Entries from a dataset
## BEGIN
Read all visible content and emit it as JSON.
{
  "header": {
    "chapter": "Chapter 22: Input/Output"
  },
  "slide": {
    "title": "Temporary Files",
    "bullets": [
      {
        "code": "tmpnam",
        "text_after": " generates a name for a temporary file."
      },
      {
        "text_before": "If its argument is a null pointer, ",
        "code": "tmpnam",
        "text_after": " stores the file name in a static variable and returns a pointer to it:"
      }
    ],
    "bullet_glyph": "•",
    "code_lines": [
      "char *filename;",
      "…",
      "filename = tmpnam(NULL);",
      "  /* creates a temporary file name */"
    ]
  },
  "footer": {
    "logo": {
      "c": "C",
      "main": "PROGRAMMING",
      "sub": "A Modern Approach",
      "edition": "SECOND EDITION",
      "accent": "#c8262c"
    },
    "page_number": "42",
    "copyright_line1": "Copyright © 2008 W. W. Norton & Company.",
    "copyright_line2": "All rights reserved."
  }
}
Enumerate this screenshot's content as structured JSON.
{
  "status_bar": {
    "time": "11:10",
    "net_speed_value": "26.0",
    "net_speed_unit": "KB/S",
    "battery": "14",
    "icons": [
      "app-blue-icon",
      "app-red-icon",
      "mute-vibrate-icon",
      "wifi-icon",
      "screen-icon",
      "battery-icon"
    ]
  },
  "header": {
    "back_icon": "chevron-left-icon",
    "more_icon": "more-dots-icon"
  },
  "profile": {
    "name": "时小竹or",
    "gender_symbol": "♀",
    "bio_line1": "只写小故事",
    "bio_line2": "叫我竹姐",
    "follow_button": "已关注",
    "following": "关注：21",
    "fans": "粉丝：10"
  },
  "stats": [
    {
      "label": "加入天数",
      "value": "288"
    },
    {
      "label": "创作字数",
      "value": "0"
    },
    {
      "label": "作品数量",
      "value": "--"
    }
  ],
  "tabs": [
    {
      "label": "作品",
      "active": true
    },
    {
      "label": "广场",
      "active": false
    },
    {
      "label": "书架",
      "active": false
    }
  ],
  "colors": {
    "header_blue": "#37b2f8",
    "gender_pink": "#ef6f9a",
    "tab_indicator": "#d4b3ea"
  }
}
## END
• What is expected
Set down every record above exactly as given.

• Output below
Read all visible content and emit it as JSON.
{
  "header": {
    "chapter": "Chapter 22: Input/Output"
  },
  "slide": {
    "title": "Temporary Files",
    "bullets": [
      {
        "code": "tmpnam",
        "text_after": " generates a name for a temporary file."
      },
      {
        "text_before": "If its argument is a null pointer, ",
        "code": "tmpnam",
        "text_after": " stores the file name in a static variable and returns a pointer to it:"
      }
    ],
    "bullet_glyph": "•",
    "code_lines": [
      "char *filename;",
      "…",
      "filename = tmpnam(NULL);",
      "  /* creates a temporary file name */"
    ]
  },
  "footer": {
    "logo": {
      "c": "C",
      "main": "PROGRAMMING",
      "sub": "A Modern Approach",
      "edition": "SECOND EDITION",
      "accent": "#c8262c"
    },
    "page_number": "42",
    "copyright_line1": "Copyright © 2008 W. W. Norton & Company.",
    "copyright_line2": "All rights reserved."
  }
}
Enumerate this screenshot's content as structured JSON.
{
  "status_bar": {
    "time": "11:10",
    "net_speed_value": "26.0",
    "net_speed_unit": "KB/S",
    "battery": "14",
    "icons": [
      "app-blue-icon",
      "app-red-icon",
      "mute-vibrate-icon",
      "wifi-icon",
      "screen-icon",
      "battery-icon"
    ]
  },
  "header": {
    "back_icon": "chevron-left-icon",
    "more_icon": "more-dots-icon"
  },
  "profile": {
    "name": "时小竹or",
    "gender_symbol": "♀",
    "bio_line1": "只写小故事",
    "bio_line2": "叫我竹姐",
    "follow_button": "已关注",
    "following": "关注：21",
    "fans": "粉丝：10"
  },
  "stats": [
    {
      "label": "加入天数",
      "value": "288"
    },
    {
      "label": "创作字数",
      "value": "0"
    },
    {
      "label": "作品数量",
      "value": "--"
    }
  ],
  "tabs": [
    {
      "label": "作品",
      "active": true
    },
    {
      "label": "广场",
      "active": false
    },
    {
      "label": "书架",
      "active": false
    }
  ],
  "colors": {
    "header_blue": "#37b2f8",
    "gender_pink": "#ef6f9a",
    "tab_indicator": "#d4b3ea"
  }
}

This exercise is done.